((

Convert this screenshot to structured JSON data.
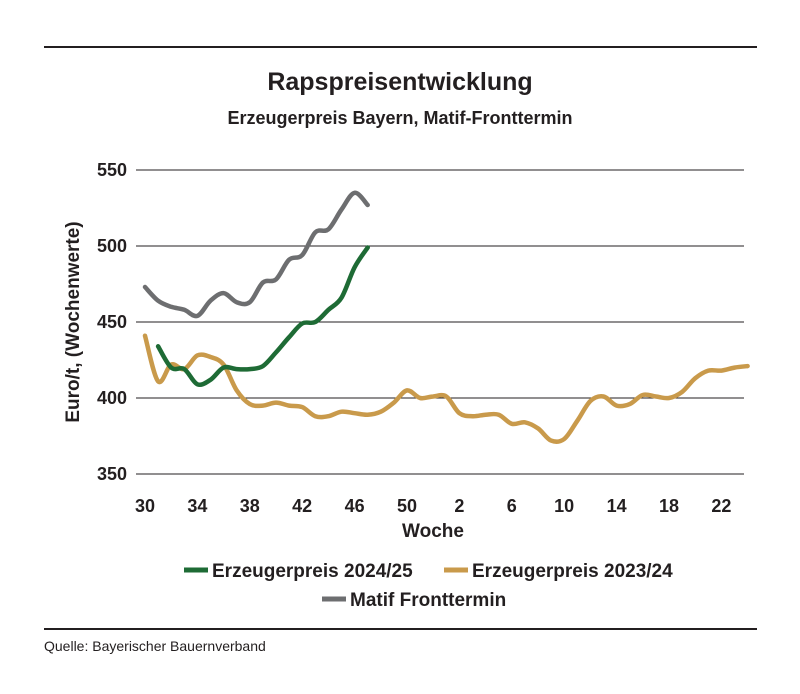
{
  "source": "Quelle: Bayerischer Bauernverband",
  "chart_data": {
    "type": "line",
    "title": "Rapspreisentwicklung",
    "subtitle": "Erzeugerpreis Bayern, Matif-Fronttermin",
    "xlabel": "Woche",
    "ylabel": "Euro/t, (Wochenwerte)",
    "ylim": [
      350,
      550
    ],
    "yticks": [
      350,
      400,
      450,
      500,
      550
    ],
    "grid": true,
    "legend_position": "bottom",
    "x_ticks": [
      "30",
      "34",
      "38",
      "42",
      "46",
      "50",
      "2",
      "6",
      "10",
      "14",
      "18",
      "22"
    ],
    "series": [
      {
        "name": "Erzeugerpreis 2024/25",
        "color": "#1e6b35",
        "x": [
          31,
          32,
          33,
          34,
          35,
          36,
          37,
          38,
          39,
          40,
          41,
          42,
          43,
          44,
          45,
          46,
          47
        ],
        "values": [
          434,
          420,
          419,
          409,
          412,
          420,
          419,
          419,
          421,
          430,
          440,
          449,
          450,
          458,
          466,
          486,
          499
        ]
      },
      {
        "name": "Erzeugerpreis 2023/24",
        "color": "#c99a4b",
        "x": [
          30,
          31,
          32,
          33,
          34,
          35,
          36,
          37,
          38,
          39,
          40,
          41,
          42,
          43,
          44,
          45,
          46,
          47,
          48,
          49,
          50,
          51,
          52,
          53,
          54,
          55,
          56,
          57,
          58,
          59,
          60,
          61,
          62,
          63,
          64,
          65,
          66,
          67,
          68,
          69,
          70,
          71,
          72,
          73,
          74,
          75,
          76
        ],
        "values": [
          441,
          411,
          422,
          419,
          428,
          427,
          422,
          405,
          396,
          395,
          397,
          395,
          394,
          388,
          388,
          391,
          390,
          389,
          391,
          397,
          405,
          400,
          401,
          401,
          390,
          388,
          389,
          389,
          383,
          384,
          380,
          372,
          373,
          385,
          398,
          401,
          395,
          396,
          402,
          401,
          400,
          404,
          413,
          418,
          418,
          420,
          421
        ]
      },
      {
        "name": "Matif Fronttermin",
        "color": "#6d6e70",
        "x": [
          30,
          31,
          32,
          33,
          34,
          35,
          36,
          37,
          38,
          39,
          40,
          41,
          42,
          43,
          44,
          45,
          46,
          47
        ],
        "values": [
          473,
          464,
          460,
          458,
          454,
          464,
          469,
          463,
          463,
          476,
          478,
          491,
          494,
          509,
          511,
          524,
          535,
          527
        ]
      }
    ]
  }
}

))

* **Work instructions**: Transcribe all the records above word for word, without their images.

* **Right answer**:
Convert this screenshot to structured JSON data.
{
  "source": "Quelle: Bayerischer Bauernverband",
  "chart_data": {
    "type": "line",
    "title": "Rapspreisentwicklung",
    "subtitle": "Erzeugerpreis Bayern, Matif-Fronttermin",
    "xlabel": "Woche",
    "ylabel": "Euro/t, (Wochenwerte)",
    "ylim": [
      350,
      550
    ],
    "yticks": [
      350,
      400,
      450,
      500,
      550
    ],
    "grid": true,
    "legend_position": "bottom",
    "x_ticks": [
      "30",
      "34",
      "38",
      "42",
      "46",
      "50",
      "2",
      "6",
      "10",
      "14",
      "18",
      "22"
    ],
    "series": [
      {
        "name": "Erzeugerpreis 2024/25",
        "color": "#1e6b35",
        "x": [
          31,
          32,
          33,
          34,
          35,
          36,
          37,
          38,
          39,
          40,
          41,
          42,
          43,
          44,
          45,
          46,
          47
        ],
        "values": [
          434,
          420,
          419,
          409,
          412,
          420,
          419,
          419,
          421,
          430,
          440,
          449,
          450,
          458,
          466,
          486,
          499
        ]
      },
      {
        "name": "Erzeugerpreis 2023/24",
        "color": "#c99a4b",
        "x": [
          30,
          31,
          32,
          33,
          34,
          35,
          36,
          37,
          38,
          39,
          40,
          41,
          42,
          43,
          44,
          45,
          46,
          47,
          48,
          49,
          50,
          51,
          52,
          53,
          54,
          55,
          56,
          57,
          58,
          59,
          60,
          61,
          62,
          63,
          64,
          65,
          66,
          67,
          68,
          69,
          70,
          71,
          72,
          73,
          74,
          75,
          76
        ],
        "values": [
          441,
          411,
          422,
          419,
          428,
          427,
          422,
          405,
          396,
          395,
          397,
          395,
          394,
          388,
          388,
          391,
          390,
          389,
          391,
          397,
          405,
          400,
          401,
          401,
          390,
          388,
          389,
          389,
          383,
          384,
          380,
          372,
          373,
          385,
          398,
          401,
          395,
          396,
          402,
          401,
          400,
          404,
          413,
          418,
          418,
          420,
          421
        ]
      },
      {
        "name": "Matif Fronttermin",
        "color": "#6d6e70",
        "x": [
          30,
          31,
          32,
          33,
          34,
          35,
          36,
          37,
          38,
          39,
          40,
          41,
          42,
          43,
          44,
          45,
          46,
          47
        ],
        "values": [
          473,
          464,
          460,
          458,
          454,
          464,
          469,
          463,
          463,
          476,
          478,
          491,
          494,
          509,
          511,
          524,
          535,
          527
        ]
      }
    ]
  }
}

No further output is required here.